### Directions for this task
Check each line for the string "title". Give only the count of lines that have it.

### Supplied material
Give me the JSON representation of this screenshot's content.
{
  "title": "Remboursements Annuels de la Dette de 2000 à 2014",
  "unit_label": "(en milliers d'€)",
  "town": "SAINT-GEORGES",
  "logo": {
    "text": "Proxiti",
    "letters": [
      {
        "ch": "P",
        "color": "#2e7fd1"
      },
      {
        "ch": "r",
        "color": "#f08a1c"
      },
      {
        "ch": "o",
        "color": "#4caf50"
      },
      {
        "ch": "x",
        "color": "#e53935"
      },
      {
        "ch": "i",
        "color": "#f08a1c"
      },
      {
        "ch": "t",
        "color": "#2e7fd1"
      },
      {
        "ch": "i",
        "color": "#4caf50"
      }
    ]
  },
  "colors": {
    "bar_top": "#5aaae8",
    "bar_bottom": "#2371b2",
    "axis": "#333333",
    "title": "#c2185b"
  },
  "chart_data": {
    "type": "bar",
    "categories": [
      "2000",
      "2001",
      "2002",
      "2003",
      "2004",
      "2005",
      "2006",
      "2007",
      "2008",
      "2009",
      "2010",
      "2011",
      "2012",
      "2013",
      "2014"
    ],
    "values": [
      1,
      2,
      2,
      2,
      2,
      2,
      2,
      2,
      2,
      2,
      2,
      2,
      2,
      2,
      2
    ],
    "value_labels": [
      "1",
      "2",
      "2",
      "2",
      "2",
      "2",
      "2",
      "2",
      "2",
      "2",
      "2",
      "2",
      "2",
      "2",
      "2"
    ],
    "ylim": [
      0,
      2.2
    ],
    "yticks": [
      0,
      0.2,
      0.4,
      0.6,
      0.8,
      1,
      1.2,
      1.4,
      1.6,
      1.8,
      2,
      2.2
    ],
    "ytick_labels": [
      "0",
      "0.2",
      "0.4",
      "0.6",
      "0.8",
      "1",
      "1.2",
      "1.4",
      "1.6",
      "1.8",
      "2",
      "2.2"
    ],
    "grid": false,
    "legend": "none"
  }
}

### Correct result
2